The exercise:
Return every record verbatim.

━━ Record list ━━

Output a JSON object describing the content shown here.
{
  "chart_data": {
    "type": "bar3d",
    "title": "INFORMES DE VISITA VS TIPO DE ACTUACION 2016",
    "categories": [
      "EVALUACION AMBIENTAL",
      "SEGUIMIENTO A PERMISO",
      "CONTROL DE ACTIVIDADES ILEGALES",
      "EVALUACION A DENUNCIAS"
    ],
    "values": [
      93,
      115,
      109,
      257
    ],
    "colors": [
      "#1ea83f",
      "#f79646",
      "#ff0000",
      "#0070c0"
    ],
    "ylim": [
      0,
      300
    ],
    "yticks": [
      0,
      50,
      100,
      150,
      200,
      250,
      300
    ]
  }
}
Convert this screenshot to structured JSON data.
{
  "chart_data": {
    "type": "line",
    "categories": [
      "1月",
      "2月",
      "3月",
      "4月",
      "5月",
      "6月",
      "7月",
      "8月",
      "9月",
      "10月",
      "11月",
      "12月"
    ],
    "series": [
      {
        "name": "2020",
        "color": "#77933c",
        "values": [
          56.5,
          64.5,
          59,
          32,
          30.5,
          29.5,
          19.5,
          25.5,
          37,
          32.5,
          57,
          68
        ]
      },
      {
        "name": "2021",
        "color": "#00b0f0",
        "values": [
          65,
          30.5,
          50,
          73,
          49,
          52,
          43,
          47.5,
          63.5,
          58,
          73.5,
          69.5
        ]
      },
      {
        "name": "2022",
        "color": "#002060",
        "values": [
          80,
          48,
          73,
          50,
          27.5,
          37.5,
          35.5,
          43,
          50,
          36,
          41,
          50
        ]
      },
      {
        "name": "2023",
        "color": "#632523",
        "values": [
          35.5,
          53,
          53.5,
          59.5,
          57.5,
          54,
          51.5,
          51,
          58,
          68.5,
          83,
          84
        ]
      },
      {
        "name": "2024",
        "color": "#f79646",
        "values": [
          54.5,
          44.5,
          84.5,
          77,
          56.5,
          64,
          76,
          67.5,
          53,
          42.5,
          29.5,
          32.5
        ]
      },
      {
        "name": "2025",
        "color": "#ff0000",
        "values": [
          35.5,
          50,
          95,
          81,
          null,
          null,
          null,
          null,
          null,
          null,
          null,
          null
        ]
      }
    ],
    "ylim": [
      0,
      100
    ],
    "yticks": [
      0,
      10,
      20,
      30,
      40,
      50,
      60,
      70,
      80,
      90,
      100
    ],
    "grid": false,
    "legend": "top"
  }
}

━━━

Problem solution:
Output a JSON object describing the content shown here.
{
  "chart_data": {
    "type": "bar3d",
    "title": "INFORMES DE VISITA VS TIPO DE ACTUACION 2016",
    "categories": [
      "EVALUACION AMBIENTAL",
      "SEGUIMIENTO A PERMISO",
      "CONTROL DE ACTIVIDADES ILEGALES",
      "EVALUACION A DENUNCIAS"
    ],
    "values": [
      93,
      115,
      109,
      257
    ],
    "colors": [
      "#1ea83f",
      "#f79646",
      "#ff0000",
      "#0070c0"
    ],
    "ylim": [
      0,
      300
    ],
    "yticks": [
      0,
      50,
      100,
      150,
      200,
      250,
      300
    ]
  }
}
Convert this screenshot to structured JSON data.
{
  "chart_data": {
    "type": "line",
    "categories": [
      "1月",
      "2月",
      "3月",
      "4月",
      "5月",
      "6月",
      "7月",
      "8月",
      "9月",
      "10月",
      "11月",
      "12月"
    ],
    "series": [
      {
        "name": "2020",
        "color": "#77933c",
        "values": [
          56.5,
          64.5,
          59,
          32,
          30.5,
          29.5,
          19.5,
          25.5,
          37,
          32.5,
          57,
          68
        ]
      },
      {
        "name": "2021",
        "color": "#00b0f0",
        "values": [
          65,
          30.5,
          50,
          73,
          49,
          52,
          43,
          47.5,
          63.5,
          58,
          73.5,
          69.5
        ]
      },
      {
        "name": "2022",
        "color": "#002060",
        "values": [
          80,
          48,
          73,
          50,
          27.5,
          37.5,
          35.5,
          43,
          50,
          36,
          41,
          50
        ]
      },
      {
        "name": "2023",
        "color": "#632523",
        "values": [
          35.5,
          53,
          53.5,
          59.5,
          57.5,
          54,
          51.5,
          51,
          58,
          68.5,
          83,
          84
        ]
      },
      {
        "name": "2024",
        "color": "#f79646",
        "values": [
          54.5,
          44.5,
          84.5,
          77,
          56.5,
          64,
          76,
          67.5,
          53,
          42.5,
          29.5,
          32.5
        ]
      },
      {
        "name": "2025",
        "color": "#ff0000",
        "values": [
          35.5,
          50,
          95,
          81,
          null,
          null,
          null,
          null,
          null,
          null,
          null,
          null
        ]
      }
    ],
    "ylim": [
      0,
      100
    ],
    "yticks": [
      0,
      10,
      20,
      30,
      40,
      50,
      60,
      70,
      80,
      90,
      100
    ],
    "grid": false,
    "legend": "top"
  }
}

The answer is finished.